Dataset entries on figures
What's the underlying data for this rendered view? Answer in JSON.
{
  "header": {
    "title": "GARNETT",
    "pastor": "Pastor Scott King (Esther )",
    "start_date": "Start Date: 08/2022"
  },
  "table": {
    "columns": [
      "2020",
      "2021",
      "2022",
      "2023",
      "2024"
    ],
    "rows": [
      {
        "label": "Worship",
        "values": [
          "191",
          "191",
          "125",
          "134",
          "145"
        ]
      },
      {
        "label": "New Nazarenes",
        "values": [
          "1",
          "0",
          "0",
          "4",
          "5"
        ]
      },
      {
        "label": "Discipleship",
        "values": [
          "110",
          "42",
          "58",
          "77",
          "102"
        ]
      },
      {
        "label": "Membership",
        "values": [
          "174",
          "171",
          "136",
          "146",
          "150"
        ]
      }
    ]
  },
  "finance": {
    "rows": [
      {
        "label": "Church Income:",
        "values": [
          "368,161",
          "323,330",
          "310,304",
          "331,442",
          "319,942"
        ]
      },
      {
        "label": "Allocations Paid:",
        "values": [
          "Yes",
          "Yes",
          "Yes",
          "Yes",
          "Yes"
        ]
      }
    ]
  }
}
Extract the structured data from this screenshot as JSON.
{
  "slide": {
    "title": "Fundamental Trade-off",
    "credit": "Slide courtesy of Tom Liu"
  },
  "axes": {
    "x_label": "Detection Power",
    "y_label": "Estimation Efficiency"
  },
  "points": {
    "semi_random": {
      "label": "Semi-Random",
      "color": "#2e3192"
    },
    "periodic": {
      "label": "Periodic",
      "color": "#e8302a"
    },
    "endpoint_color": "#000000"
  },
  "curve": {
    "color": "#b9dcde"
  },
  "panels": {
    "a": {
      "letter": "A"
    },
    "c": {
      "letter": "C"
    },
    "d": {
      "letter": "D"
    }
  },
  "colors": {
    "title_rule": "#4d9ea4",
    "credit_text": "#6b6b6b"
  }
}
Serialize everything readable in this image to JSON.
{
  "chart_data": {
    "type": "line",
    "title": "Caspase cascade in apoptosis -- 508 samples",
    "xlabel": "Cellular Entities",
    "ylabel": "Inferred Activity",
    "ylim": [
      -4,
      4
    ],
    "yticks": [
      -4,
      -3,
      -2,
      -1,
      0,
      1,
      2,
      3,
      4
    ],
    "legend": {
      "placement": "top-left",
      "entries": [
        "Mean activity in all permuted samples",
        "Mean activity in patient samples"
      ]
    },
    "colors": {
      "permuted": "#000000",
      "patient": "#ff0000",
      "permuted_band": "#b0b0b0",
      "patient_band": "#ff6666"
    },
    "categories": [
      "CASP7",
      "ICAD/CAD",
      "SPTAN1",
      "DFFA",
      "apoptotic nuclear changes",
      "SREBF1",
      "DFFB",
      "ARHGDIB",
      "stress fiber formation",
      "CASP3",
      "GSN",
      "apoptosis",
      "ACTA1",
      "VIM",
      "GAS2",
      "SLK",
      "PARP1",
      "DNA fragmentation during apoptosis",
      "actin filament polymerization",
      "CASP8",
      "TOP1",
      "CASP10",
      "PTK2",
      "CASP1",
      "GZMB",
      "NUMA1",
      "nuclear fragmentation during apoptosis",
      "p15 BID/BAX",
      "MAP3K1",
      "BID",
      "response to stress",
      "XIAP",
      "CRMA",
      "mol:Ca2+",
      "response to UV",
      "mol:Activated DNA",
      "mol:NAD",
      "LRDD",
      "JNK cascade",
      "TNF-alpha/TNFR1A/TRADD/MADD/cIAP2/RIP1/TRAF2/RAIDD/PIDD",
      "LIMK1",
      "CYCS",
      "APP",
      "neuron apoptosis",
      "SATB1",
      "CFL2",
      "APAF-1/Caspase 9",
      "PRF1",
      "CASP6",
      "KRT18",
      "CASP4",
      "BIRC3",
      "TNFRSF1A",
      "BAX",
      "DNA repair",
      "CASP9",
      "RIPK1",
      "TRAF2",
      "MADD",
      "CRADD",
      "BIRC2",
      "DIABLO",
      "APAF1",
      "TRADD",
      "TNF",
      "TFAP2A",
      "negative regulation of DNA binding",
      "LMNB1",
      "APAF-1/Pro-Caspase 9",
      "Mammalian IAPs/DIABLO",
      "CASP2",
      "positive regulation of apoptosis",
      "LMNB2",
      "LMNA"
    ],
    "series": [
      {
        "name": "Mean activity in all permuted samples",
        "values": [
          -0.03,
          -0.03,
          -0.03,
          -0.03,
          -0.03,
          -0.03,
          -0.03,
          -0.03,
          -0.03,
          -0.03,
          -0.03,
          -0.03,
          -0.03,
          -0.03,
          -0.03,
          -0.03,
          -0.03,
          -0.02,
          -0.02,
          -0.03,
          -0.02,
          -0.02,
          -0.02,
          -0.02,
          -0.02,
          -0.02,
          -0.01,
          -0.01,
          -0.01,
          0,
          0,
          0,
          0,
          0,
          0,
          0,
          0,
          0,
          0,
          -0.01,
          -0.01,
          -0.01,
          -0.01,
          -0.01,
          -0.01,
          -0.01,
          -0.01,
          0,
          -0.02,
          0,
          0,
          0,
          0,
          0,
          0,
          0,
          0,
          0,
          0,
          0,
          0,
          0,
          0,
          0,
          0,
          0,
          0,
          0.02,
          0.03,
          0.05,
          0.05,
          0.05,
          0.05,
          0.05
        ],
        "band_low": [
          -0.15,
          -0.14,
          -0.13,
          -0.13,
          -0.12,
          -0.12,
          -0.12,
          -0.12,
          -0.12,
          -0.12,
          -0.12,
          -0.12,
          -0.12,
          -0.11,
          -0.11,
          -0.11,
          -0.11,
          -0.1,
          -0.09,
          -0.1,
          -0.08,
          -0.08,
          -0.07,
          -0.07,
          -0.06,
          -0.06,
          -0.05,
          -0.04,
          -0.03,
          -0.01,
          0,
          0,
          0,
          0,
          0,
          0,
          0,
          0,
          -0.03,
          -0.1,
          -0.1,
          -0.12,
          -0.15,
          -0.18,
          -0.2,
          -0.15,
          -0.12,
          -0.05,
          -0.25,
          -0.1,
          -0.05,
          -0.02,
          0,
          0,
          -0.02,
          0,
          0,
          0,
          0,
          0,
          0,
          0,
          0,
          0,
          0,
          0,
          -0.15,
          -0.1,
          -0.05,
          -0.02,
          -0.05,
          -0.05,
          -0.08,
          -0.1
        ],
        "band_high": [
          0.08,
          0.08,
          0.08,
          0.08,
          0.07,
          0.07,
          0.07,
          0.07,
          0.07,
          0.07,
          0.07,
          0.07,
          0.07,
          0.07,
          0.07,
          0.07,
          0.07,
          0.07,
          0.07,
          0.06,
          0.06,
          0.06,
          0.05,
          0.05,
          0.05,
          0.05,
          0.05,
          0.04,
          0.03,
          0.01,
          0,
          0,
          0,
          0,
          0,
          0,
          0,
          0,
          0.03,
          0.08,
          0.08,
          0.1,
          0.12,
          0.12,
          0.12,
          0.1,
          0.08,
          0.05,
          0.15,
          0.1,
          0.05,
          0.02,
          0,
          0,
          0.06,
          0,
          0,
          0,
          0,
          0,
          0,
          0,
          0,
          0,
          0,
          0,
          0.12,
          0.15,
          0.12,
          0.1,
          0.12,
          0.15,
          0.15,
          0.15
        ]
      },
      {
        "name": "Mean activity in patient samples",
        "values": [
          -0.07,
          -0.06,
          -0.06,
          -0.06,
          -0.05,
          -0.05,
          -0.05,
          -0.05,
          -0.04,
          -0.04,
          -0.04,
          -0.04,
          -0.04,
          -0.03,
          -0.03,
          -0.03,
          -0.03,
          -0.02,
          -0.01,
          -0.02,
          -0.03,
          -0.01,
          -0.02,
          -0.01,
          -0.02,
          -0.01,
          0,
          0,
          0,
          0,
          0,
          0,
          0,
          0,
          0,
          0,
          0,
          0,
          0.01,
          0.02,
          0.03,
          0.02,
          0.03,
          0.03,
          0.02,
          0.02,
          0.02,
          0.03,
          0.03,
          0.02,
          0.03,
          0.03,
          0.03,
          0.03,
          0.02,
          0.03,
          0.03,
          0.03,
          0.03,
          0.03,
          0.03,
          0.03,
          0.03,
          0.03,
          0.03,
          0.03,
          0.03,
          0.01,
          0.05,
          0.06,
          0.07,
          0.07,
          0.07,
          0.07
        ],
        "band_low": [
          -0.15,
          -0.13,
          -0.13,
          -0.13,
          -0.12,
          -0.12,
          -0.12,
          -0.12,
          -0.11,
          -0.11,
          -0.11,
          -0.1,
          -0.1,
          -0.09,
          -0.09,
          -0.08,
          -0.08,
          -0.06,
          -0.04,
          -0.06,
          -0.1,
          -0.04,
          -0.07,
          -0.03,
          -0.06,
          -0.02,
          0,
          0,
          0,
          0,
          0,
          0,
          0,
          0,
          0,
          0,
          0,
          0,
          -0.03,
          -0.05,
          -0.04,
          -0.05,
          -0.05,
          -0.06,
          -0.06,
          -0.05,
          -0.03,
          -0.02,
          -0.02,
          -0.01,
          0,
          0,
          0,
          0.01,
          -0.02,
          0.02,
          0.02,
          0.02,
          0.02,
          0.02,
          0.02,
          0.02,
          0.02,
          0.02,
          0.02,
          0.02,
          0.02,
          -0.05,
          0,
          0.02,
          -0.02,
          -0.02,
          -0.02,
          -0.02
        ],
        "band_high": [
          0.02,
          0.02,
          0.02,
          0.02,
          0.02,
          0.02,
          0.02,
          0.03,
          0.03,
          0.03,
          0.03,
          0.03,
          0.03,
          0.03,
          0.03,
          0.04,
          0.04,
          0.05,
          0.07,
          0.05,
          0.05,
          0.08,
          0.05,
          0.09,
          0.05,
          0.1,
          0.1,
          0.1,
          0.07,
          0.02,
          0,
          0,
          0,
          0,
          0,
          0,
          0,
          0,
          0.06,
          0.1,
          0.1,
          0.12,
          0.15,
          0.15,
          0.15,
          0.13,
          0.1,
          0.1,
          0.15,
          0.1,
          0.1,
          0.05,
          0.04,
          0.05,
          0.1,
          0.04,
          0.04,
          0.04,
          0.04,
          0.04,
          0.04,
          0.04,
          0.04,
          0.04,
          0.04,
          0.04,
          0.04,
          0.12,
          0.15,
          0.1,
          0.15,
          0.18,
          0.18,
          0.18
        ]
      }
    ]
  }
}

• **Stated problem**:
Count the lines in the records above that contain the word "Mean", and reply with only that number.

• **Exercise solution**:
4